### Set problem
Repeat all the material exactly; pictures stay out of your copy.

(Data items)
START

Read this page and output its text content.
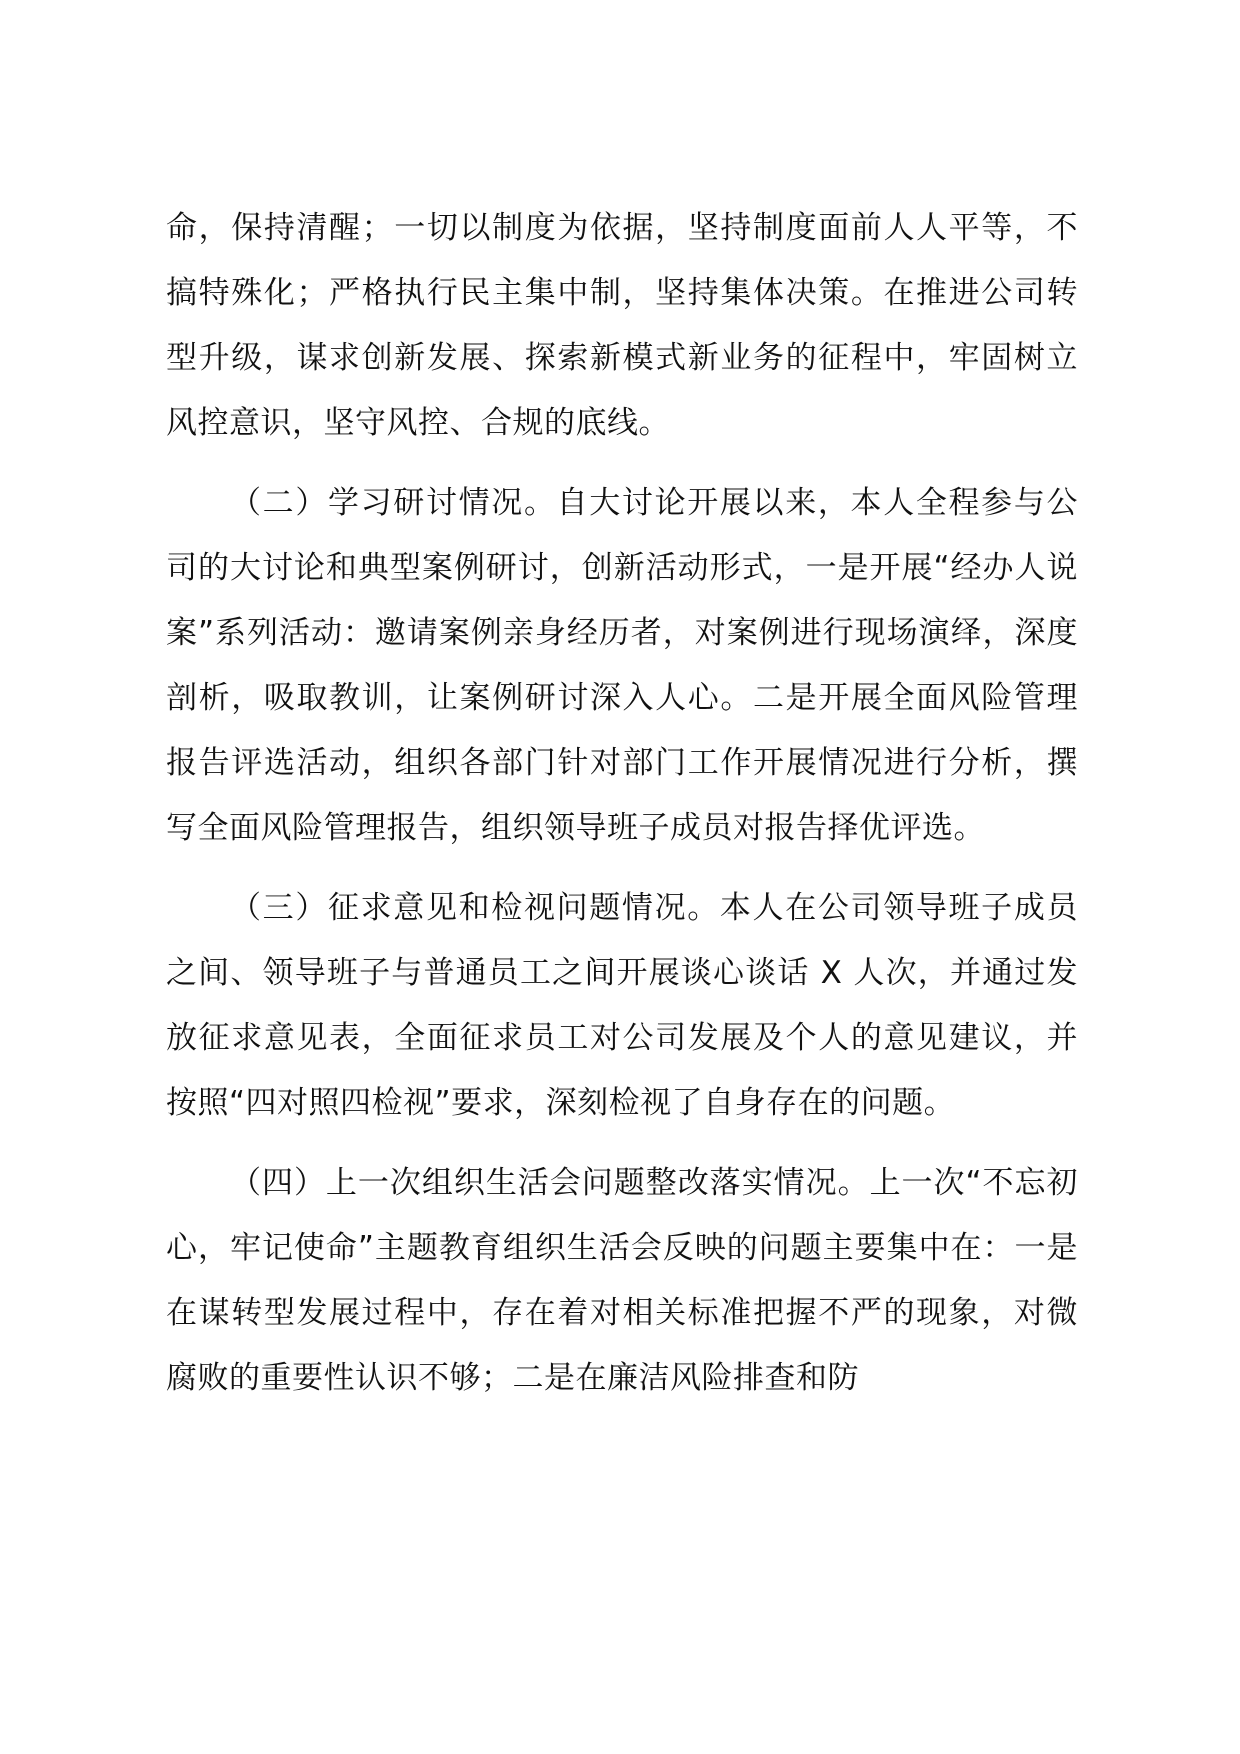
命，保持清醒；一切以制度为依据，坚持制度面前人人平等，不搞特殊化；严格执行民主集中制，坚持集体决策。在推进公司转型升级，谋求创新发展、探索新模式新业务的征程中，牢固树立风控意识，坚守风控、合规的底线。

（二）学习研讨情况。自大讨论开展以来，本人全程参与公司的大讨论和典型案例研讨，创新活动形式，一是开展“经办人说案”系列活动：邀请案例亲身经历者，对案例进行现场演绎，深度剖析，吸取教训，让案例研讨深入人心。二是开展全面风险管理报告评选活动，组织各部门针对部门工作开展情况进行分析，撰写全面风险管理报告，组织领导班子成员对报告择优评选。

（三）征求意见和检视问题情况。本人在公司领导班子成员之间、领导班子与普通员工之间开展谈心谈话 X 人次，并通过发放征求意见表，全面征求员工对公司发展及个人的意见建议，并按照“四对照四检视”要求，深刻检视了自身存在的问题。

（四）上一次组织生活会问题整改落实情况。上一次“不忘初心，牢记使命”主题教育组织生活会反映的问题主要集中在：一是在谋转型发展过程中，存在着对相关标准把握不严的现象，对微腐败的重要性认识不够；二是在廉洁风险排查和防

END

### Solution below
Read this page and output its text content.
命，保持清醒；一切以制度为依据，坚持制度面前人人平等，不搞特殊化；严格执行民主集中制，坚持集体决策。在推进公司转型升级，谋求创新发展、探索新模式新业务的征程中，牢固树立风控意识，坚守风控、合规的底线。

（二）学习研讨情况。自大讨论开展以来，本人全程参与公司的大讨论和典型案例研讨，创新活动形式，一是开展“经办人说案”系列活动：邀请案例亲身经历者，对案例进行现场演绎，深度剖析，吸取教训，让案例研讨深入人心。二是开展全面风险管理报告评选活动，组织各部门针对部门工作开展情况进行分析，撰写全面风险管理报告，组织领导班子成员对报告择优评选。

（三）征求意见和检视问题情况。本人在公司领导班子成员之间、领导班子与普通员工之间开展谈心谈话 X 人次，并通过发放征求意见表，全面征求员工对公司发展及个人的意见建议，并按照“四对照四检视”要求，深刻检视了自身存在的问题。

（四）上一次组织生活会问题整改落实情况。上一次“不忘初心，牢记使命”主题教育组织生活会反映的问题主要集中在：一是在谋转型发展过程中，存在着对相关标准把握不严的现象，对微腐败的重要性认识不够；二是在廉洁风险排查和防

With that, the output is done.